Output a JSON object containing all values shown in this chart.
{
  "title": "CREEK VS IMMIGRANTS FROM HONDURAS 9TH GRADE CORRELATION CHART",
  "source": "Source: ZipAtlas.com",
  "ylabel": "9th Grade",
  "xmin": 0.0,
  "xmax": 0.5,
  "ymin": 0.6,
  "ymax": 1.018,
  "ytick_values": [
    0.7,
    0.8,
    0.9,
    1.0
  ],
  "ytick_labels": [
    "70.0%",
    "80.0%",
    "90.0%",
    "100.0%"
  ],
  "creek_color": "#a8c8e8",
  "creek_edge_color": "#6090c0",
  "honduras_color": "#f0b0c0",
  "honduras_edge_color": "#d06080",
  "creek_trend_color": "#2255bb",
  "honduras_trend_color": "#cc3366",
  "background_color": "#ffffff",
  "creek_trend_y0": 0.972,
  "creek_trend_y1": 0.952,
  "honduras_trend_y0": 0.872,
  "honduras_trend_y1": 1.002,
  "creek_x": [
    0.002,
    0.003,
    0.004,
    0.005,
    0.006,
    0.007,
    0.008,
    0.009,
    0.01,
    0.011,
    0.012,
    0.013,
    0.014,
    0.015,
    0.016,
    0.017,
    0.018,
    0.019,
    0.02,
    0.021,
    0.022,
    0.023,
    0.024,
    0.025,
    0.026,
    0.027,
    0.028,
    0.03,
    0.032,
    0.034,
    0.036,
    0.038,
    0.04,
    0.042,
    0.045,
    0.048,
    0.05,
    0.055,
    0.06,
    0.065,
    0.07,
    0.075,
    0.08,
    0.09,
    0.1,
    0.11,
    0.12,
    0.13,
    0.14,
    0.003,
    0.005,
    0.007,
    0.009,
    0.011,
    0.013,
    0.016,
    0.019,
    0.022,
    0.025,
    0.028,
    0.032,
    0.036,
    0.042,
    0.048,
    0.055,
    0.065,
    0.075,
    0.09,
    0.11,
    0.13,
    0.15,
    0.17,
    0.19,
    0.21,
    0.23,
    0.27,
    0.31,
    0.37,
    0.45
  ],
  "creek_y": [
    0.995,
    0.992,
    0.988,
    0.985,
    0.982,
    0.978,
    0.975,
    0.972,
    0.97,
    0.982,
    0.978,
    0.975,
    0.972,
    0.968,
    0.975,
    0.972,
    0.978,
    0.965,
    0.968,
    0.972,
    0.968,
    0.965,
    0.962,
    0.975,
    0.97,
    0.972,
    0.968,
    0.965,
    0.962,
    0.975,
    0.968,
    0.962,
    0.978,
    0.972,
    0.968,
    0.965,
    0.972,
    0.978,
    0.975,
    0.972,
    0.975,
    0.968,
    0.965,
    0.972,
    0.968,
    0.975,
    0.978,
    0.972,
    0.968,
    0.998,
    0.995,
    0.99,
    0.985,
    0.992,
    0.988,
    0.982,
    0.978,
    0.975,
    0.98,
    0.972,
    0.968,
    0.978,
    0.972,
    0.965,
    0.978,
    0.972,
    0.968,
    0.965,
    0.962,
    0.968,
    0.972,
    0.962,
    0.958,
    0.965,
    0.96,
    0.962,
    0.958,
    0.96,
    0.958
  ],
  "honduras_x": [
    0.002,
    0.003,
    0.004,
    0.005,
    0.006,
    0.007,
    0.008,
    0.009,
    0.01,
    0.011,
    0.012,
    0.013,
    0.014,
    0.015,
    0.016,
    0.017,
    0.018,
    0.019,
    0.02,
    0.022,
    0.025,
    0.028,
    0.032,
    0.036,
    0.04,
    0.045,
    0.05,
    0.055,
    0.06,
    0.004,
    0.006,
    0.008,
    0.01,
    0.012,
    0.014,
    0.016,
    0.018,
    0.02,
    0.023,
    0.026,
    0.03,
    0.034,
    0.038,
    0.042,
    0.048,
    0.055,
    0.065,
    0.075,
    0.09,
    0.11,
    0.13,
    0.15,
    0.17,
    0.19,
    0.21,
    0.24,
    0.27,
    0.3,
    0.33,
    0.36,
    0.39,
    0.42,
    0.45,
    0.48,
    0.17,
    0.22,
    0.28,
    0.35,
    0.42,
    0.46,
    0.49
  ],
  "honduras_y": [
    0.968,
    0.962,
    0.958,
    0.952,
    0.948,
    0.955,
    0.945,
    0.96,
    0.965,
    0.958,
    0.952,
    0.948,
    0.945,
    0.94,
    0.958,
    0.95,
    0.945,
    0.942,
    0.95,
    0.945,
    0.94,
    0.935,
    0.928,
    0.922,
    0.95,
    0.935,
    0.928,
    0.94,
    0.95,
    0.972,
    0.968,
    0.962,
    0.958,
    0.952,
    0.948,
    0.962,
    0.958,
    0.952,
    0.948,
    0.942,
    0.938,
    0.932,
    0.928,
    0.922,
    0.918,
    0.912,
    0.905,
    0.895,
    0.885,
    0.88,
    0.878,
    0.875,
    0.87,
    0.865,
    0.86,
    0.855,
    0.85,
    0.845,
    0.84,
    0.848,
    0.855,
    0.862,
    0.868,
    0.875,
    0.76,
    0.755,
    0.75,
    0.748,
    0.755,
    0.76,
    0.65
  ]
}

WHAT IS NEEDED:
Please copy out each record, character for character.

TASK ANSWER:
Output a JSON object containing all values shown in this chart.
{
  "title": "CREEK VS IMMIGRANTS FROM HONDURAS 9TH GRADE CORRELATION CHART",
  "source": "Source: ZipAtlas.com",
  "ylabel": "9th Grade",
  "xmin": 0.0,
  "xmax": 0.5,
  "ymin": 0.6,
  "ymax": 1.018,
  "ytick_values": [
    0.7,
    0.8,
    0.9,
    1.0
  ],
  "ytick_labels": [
    "70.0%",
    "80.0%",
    "90.0%",
    "100.0%"
  ],
  "creek_color": "#a8c8e8",
  "creek_edge_color": "#6090c0",
  "honduras_color": "#f0b0c0",
  "honduras_edge_color": "#d06080",
  "creek_trend_color": "#2255bb",
  "honduras_trend_color": "#cc3366",
  "background_color": "#ffffff",
  "creek_trend_y0": 0.972,
  "creek_trend_y1": 0.952,
  "honduras_trend_y0": 0.872,
  "honduras_trend_y1": 1.002,
  "creek_x": [
    0.002,
    0.003,
    0.004,
    0.005,
    0.006,
    0.007,
    0.008,
    0.009,
    0.01,
    0.011,
    0.012,
    0.013,
    0.014,
    0.015,
    0.016,
    0.017,
    0.018,
    0.019,
    0.02,
    0.021,
    0.022,
    0.023,
    0.024,
    0.025,
    0.026,
    0.027,
    0.028,
    0.03,
    0.032,
    0.034,
    0.036,
    0.038,
    0.04,
    0.042,
    0.045,
    0.048,
    0.05,
    0.055,
    0.06,
    0.065,
    0.07,
    0.075,
    0.08,
    0.09,
    0.1,
    0.11,
    0.12,
    0.13,
    0.14,
    0.003,
    0.005,
    0.007,
    0.009,
    0.011,
    0.013,
    0.016,
    0.019,
    0.022,
    0.025,
    0.028,
    0.032,
    0.036,
    0.042,
    0.048,
    0.055,
    0.065,
    0.075,
    0.09,
    0.11,
    0.13,
    0.15,
    0.17,
    0.19,
    0.21,
    0.23,
    0.27,
    0.31,
    0.37,
    0.45
  ],
  "creek_y": [
    0.995,
    0.992,
    0.988,
    0.985,
    0.982,
    0.978,
    0.975,
    0.972,
    0.97,
    0.982,
    0.978,
    0.975,
    0.972,
    0.968,
    0.975,
    0.972,
    0.978,
    0.965,
    0.968,
    0.972,
    0.968,
    0.965,
    0.962,
    0.975,
    0.97,
    0.972,
    0.968,
    0.965,
    0.962,
    0.975,
    0.968,
    0.962,
    0.978,
    0.972,
    0.968,
    0.965,
    0.972,
    0.978,
    0.975,
    0.972,
    0.975,
    0.968,
    0.965,
    0.972,
    0.968,
    0.975,
    0.978,
    0.972,
    0.968,
    0.998,
    0.995,
    0.99,
    0.985,
    0.992,
    0.988,
    0.982,
    0.978,
    0.975,
    0.98,
    0.972,
    0.968,
    0.978,
    0.972,
    0.965,
    0.978,
    0.972,
    0.968,
    0.965,
    0.962,
    0.968,
    0.972,
    0.962,
    0.958,
    0.965,
    0.96,
    0.962,
    0.958,
    0.96,
    0.958
  ],
  "honduras_x": [
    0.002,
    0.003,
    0.004,
    0.005,
    0.006,
    0.007,
    0.008,
    0.009,
    0.01,
    0.011,
    0.012,
    0.013,
    0.014,
    0.015,
    0.016,
    0.017,
    0.018,
    0.019,
    0.02,
    0.022,
    0.025,
    0.028,
    0.032,
    0.036,
    0.04,
    0.045,
    0.05,
    0.055,
    0.06,
    0.004,
    0.006,
    0.008,
    0.01,
    0.012,
    0.014,
    0.016,
    0.018,
    0.02,
    0.023,
    0.026,
    0.03,
    0.034,
    0.038,
    0.042,
    0.048,
    0.055,
    0.065,
    0.075,
    0.09,
    0.11,
    0.13,
    0.15,
    0.17,
    0.19,
    0.21,
    0.24,
    0.27,
    0.3,
    0.33,
    0.36,
    0.39,
    0.42,
    0.45,
    0.48,
    0.17,
    0.22,
    0.28,
    0.35,
    0.42,
    0.46,
    0.49
  ],
  "honduras_y": [
    0.968,
    0.962,
    0.958,
    0.952,
    0.948,
    0.955,
    0.945,
    0.96,
    0.965,
    0.958,
    0.952,
    0.948,
    0.945,
    0.94,
    0.958,
    0.95,
    0.945,
    0.942,
    0.95,
    0.945,
    0.94,
    0.935,
    0.928,
    0.922,
    0.95,
    0.935,
    0.928,
    0.94,
    0.95,
    0.972,
    0.968,
    0.962,
    0.958,
    0.952,
    0.948,
    0.962,
    0.958,
    0.952,
    0.948,
    0.942,
    0.938,
    0.932,
    0.928,
    0.922,
    0.918,
    0.912,
    0.905,
    0.895,
    0.885,
    0.88,
    0.878,
    0.875,
    0.87,
    0.865,
    0.86,
    0.855,
    0.85,
    0.845,
    0.84,
    0.848,
    0.855,
    0.862,
    0.868,
    0.875,
    0.76,
    0.755,
    0.75,
    0.748,
    0.755,
    0.76,
    0.65
  ]
}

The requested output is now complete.